[start of DATASET ROWS]

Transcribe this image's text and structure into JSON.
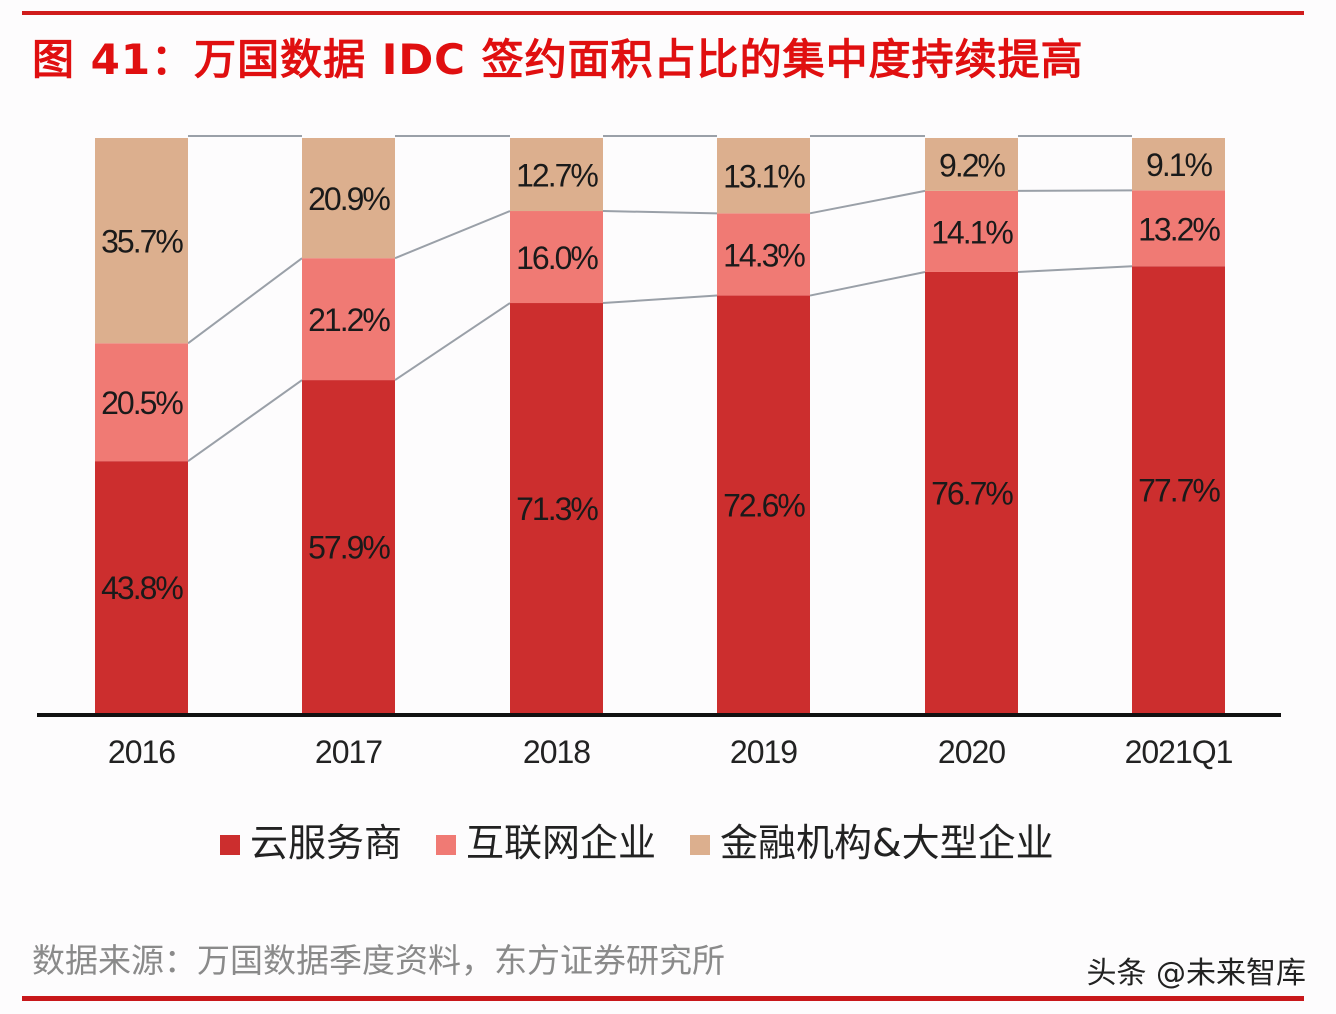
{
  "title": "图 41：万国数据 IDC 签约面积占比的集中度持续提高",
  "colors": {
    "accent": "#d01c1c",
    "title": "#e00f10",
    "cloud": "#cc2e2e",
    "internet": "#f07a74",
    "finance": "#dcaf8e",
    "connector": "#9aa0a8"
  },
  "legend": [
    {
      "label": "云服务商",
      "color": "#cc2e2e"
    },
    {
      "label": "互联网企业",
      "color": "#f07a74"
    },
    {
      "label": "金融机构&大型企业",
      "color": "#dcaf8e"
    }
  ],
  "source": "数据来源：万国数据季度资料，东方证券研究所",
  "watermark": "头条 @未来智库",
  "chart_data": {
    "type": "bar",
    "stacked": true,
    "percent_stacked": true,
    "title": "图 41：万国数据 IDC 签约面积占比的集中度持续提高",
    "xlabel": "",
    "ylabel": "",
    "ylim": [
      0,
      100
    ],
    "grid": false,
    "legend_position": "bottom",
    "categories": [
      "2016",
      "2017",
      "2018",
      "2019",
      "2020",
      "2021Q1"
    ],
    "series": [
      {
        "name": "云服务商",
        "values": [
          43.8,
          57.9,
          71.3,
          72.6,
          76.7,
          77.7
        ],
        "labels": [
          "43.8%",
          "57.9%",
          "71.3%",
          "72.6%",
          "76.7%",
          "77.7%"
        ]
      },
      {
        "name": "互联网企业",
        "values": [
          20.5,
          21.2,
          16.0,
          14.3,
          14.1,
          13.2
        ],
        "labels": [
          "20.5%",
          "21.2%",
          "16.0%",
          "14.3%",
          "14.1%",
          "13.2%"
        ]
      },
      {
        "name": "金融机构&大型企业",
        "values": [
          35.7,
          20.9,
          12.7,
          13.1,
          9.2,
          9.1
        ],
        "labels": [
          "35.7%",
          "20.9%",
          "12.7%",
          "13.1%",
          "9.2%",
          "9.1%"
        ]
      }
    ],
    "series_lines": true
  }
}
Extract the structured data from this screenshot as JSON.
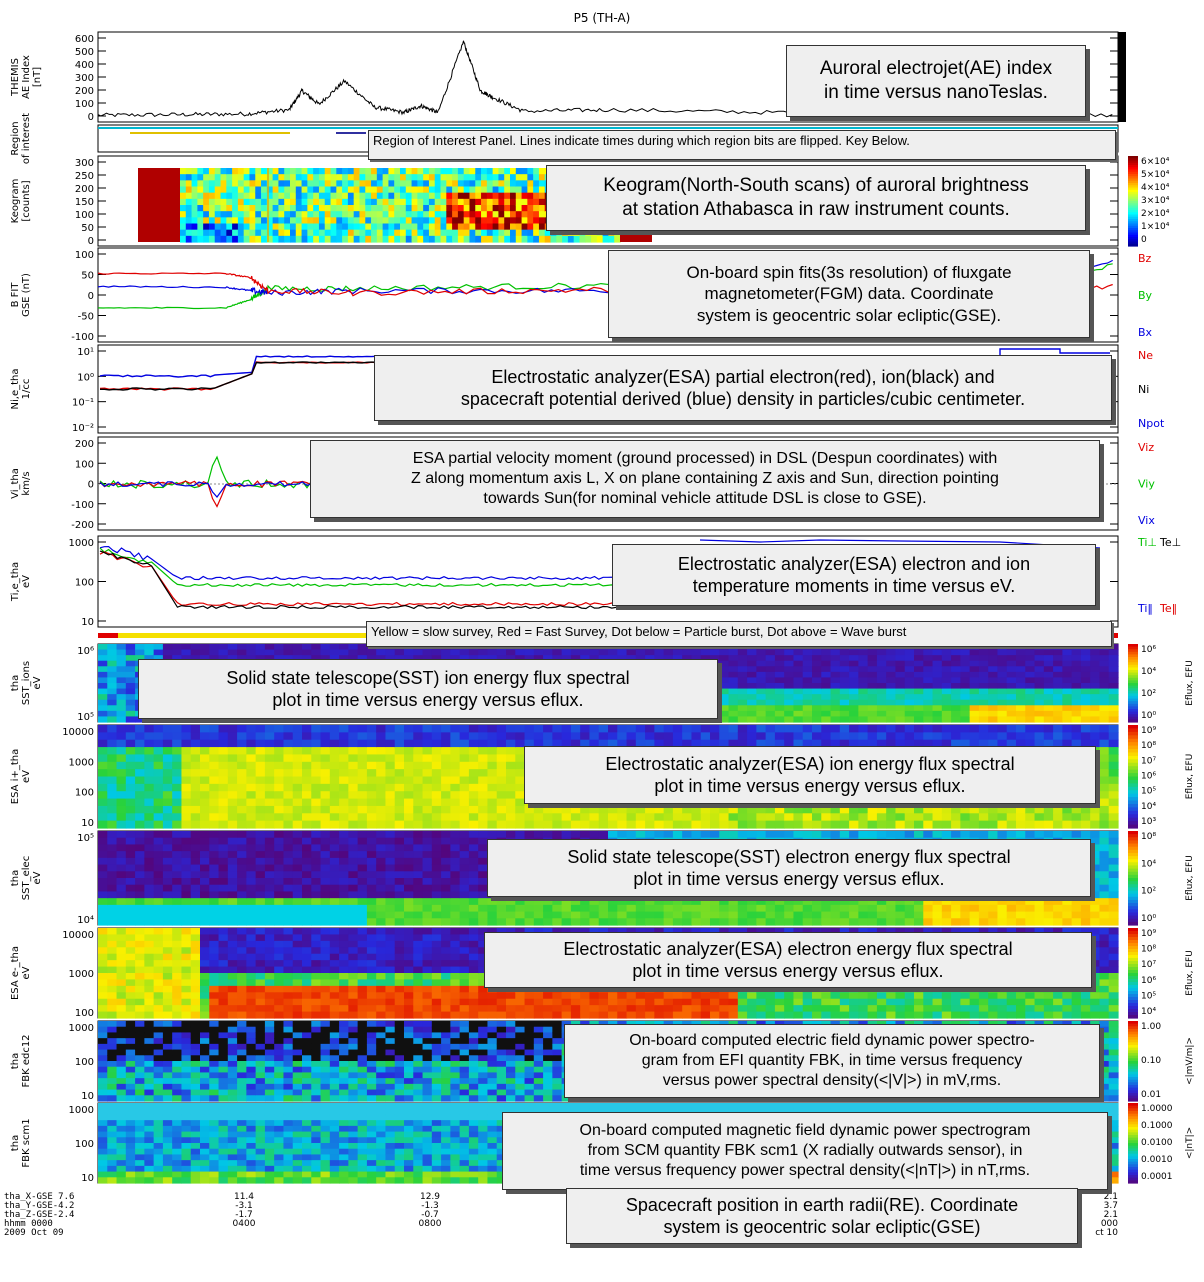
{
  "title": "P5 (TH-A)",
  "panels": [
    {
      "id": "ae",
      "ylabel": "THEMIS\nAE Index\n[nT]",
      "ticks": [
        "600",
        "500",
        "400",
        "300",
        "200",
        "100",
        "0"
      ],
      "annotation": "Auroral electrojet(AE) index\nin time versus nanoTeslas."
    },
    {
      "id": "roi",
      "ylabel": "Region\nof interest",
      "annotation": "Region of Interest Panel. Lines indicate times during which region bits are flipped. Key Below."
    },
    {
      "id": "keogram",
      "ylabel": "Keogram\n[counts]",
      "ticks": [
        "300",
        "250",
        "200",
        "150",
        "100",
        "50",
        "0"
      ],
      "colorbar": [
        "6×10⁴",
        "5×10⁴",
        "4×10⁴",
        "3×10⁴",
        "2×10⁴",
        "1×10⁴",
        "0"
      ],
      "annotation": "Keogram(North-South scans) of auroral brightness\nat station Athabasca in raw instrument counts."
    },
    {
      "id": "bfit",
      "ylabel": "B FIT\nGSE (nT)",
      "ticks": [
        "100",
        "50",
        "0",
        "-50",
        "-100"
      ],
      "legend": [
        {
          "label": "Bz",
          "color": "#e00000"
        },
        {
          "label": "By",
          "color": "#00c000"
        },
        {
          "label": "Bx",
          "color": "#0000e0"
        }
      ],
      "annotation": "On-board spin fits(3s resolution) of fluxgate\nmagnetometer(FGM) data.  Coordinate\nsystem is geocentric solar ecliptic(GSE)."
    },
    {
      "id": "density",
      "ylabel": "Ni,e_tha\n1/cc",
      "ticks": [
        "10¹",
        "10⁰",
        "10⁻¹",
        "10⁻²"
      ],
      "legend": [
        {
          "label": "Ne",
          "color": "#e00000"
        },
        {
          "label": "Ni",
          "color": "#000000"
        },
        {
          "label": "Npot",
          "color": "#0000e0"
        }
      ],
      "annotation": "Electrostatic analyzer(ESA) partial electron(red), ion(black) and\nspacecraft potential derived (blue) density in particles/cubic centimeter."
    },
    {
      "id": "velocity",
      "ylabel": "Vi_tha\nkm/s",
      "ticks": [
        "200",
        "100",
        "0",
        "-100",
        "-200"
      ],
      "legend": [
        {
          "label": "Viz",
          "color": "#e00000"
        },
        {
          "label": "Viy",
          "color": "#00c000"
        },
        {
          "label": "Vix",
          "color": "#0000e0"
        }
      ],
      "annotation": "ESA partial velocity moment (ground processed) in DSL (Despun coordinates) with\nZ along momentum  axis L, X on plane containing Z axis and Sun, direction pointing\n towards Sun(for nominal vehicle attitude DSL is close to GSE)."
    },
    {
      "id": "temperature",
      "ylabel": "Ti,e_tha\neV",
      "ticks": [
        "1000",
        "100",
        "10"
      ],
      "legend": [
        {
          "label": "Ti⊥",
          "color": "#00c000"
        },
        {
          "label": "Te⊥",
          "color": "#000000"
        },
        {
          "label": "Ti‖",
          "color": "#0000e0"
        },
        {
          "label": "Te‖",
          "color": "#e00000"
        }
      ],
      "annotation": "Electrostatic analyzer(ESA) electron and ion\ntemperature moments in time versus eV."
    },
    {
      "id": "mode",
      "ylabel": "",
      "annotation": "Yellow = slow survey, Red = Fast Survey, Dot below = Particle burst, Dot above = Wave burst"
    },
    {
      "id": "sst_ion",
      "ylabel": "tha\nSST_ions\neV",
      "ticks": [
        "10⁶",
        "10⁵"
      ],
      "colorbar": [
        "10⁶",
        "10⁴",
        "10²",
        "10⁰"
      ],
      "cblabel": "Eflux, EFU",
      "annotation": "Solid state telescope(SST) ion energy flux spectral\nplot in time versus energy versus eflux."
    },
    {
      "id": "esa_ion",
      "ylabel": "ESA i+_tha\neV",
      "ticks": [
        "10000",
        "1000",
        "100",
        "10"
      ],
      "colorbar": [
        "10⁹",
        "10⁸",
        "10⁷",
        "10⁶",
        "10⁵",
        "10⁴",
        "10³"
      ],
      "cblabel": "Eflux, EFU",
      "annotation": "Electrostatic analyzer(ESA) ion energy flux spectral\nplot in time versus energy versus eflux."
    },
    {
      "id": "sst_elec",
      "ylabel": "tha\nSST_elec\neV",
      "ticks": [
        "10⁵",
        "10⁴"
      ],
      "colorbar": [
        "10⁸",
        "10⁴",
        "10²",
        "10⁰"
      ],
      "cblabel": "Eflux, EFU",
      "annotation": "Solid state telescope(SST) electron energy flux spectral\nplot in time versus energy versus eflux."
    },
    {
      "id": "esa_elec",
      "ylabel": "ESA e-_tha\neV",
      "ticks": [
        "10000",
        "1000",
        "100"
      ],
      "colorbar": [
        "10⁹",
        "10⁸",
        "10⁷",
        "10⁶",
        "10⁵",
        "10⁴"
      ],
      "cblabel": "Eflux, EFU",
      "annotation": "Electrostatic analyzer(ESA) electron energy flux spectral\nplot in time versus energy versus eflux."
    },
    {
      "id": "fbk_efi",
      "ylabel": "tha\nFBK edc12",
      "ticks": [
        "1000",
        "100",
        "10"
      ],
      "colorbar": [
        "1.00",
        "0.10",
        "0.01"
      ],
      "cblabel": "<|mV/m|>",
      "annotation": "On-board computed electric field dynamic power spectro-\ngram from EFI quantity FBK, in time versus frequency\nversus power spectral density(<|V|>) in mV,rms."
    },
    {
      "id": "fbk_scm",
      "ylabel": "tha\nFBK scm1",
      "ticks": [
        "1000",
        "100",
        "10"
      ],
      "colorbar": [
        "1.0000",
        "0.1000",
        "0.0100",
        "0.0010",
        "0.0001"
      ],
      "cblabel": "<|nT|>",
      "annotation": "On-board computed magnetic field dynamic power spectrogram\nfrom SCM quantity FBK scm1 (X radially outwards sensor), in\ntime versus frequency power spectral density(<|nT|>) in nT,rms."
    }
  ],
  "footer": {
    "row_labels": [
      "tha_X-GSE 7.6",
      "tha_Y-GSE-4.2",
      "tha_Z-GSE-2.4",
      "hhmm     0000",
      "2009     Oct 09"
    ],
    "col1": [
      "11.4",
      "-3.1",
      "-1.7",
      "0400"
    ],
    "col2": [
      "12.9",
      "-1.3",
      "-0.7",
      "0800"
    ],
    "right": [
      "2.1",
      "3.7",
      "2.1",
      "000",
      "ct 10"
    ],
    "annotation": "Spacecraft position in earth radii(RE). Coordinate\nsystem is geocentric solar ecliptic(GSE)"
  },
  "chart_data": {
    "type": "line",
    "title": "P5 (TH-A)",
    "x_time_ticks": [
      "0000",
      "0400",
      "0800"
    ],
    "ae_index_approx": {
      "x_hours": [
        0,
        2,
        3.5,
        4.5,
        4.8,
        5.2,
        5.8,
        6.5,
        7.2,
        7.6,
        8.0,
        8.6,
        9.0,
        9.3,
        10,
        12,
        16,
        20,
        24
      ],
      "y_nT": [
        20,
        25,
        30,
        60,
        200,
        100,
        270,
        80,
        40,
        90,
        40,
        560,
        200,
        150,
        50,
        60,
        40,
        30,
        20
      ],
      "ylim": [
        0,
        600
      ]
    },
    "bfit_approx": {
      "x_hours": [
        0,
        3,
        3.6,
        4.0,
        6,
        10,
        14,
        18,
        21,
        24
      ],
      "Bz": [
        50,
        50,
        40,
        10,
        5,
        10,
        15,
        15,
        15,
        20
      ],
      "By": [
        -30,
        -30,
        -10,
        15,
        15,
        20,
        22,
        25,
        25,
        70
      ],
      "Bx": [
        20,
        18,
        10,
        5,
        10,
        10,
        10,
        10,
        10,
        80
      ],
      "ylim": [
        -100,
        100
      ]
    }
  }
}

[end of DATASET ROWS]

## WORK TO COMPLETE
Where a line contains the string "counts", extract that line.

## EXERCISE SOLUTION
      "ylabel": "Keogram\n[counts]",
      "annotation": "Keogram(North-South scans) of auroral brightness\nat station Athabasca in raw instrument counts."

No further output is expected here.